▸ **Exercise prompt**
Can you copy every line of the listing below, unchanged, from the line with "data-point — [296, 284, 318, 306]" to the line with "size-legend-label: 1 — [1174, 558, 1183, 575]", including both of those lines?

## Start Material for this exercise

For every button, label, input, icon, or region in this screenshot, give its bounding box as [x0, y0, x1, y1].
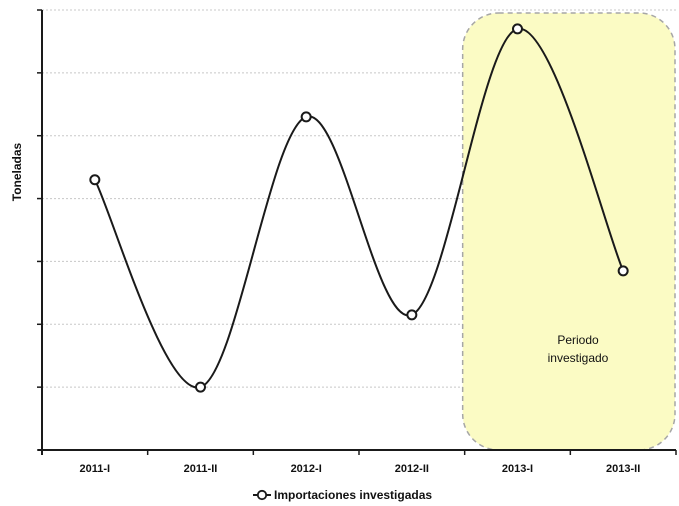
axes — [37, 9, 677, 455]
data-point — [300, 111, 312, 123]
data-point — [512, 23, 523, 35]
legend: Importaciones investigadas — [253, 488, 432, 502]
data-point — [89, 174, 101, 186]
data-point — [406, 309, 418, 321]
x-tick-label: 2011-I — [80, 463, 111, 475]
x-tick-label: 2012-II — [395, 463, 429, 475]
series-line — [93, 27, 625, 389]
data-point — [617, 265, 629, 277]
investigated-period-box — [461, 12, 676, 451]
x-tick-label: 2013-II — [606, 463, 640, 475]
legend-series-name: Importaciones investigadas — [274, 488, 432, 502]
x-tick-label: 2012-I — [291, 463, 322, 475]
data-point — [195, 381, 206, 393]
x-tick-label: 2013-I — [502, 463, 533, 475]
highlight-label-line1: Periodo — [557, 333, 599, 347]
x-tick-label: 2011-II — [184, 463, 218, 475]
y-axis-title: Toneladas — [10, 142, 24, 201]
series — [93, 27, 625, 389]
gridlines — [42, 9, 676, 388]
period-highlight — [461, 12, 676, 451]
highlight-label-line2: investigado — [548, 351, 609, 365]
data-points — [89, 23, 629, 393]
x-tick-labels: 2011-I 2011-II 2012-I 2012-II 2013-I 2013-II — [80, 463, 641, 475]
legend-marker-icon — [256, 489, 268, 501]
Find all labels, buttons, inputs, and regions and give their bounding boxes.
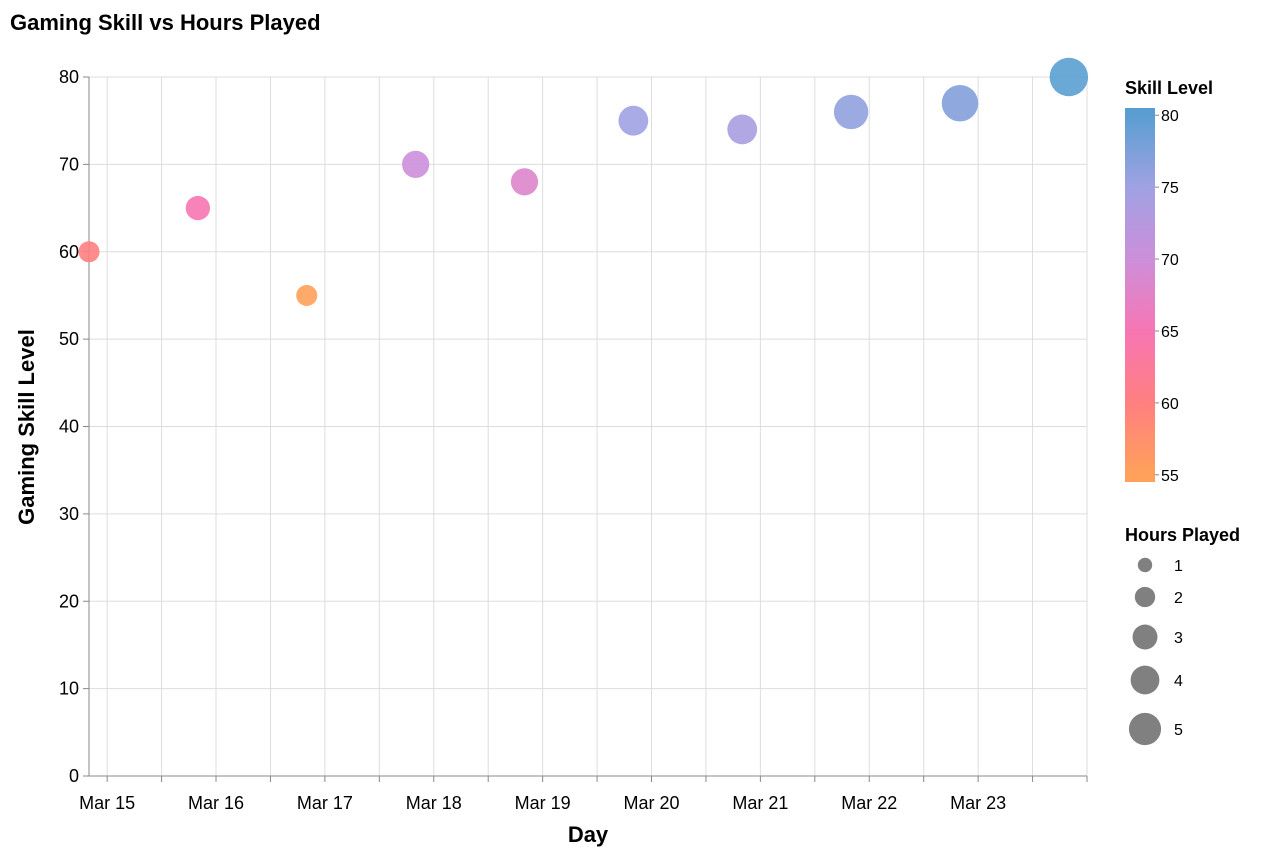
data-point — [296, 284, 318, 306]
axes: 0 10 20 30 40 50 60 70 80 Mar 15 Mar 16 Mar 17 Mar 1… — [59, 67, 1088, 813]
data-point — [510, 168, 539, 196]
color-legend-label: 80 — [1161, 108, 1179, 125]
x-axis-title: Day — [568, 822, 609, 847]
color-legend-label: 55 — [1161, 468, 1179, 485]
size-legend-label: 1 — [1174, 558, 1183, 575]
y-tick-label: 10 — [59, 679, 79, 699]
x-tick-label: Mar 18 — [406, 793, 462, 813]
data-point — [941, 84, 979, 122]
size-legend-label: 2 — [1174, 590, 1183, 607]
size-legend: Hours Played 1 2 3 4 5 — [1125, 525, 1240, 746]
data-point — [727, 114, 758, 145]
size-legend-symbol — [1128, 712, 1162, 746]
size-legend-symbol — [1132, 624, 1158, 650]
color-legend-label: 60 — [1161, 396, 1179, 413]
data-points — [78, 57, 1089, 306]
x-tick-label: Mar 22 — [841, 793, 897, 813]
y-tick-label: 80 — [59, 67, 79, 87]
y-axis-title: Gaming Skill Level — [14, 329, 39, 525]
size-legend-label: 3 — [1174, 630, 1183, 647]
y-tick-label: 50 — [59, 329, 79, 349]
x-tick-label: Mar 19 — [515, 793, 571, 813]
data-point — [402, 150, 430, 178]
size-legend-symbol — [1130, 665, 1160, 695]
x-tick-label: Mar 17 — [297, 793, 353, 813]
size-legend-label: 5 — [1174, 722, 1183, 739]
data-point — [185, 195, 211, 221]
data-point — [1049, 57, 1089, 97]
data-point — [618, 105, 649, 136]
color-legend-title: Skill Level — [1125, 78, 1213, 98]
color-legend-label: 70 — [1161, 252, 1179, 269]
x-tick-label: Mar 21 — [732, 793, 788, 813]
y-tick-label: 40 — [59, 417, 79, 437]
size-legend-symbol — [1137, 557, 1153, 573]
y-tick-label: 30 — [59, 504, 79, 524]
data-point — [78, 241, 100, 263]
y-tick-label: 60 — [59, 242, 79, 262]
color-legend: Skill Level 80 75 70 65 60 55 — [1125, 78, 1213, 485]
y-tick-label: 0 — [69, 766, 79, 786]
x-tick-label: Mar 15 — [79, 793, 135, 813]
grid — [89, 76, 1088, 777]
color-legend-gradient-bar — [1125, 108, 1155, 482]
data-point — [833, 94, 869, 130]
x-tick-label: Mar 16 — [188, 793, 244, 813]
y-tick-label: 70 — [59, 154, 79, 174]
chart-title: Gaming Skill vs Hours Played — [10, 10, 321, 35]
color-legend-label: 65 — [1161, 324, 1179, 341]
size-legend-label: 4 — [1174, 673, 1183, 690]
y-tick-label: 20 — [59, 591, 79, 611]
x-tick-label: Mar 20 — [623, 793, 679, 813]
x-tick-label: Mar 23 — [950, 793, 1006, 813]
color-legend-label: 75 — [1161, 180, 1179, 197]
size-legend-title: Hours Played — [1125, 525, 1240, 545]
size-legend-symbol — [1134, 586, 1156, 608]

## End Material for this exercise

▸ **Exercise answer**
data-point — [296, 284, 318, 306]
axes: 0 10 20 30 40 50 60 70 80 Mar 15 Mar 16 Mar 17 Mar 1… — [59, 67, 1088, 813]
data-point — [510, 168, 539, 196]
color-legend-label: 80 — [1161, 108, 1179, 125]
x-axis-title: Day — [568, 822, 609, 847]
color-legend-label: 55 — [1161, 468, 1179, 485]
size-legend-label: 1 — [1174, 558, 1183, 575]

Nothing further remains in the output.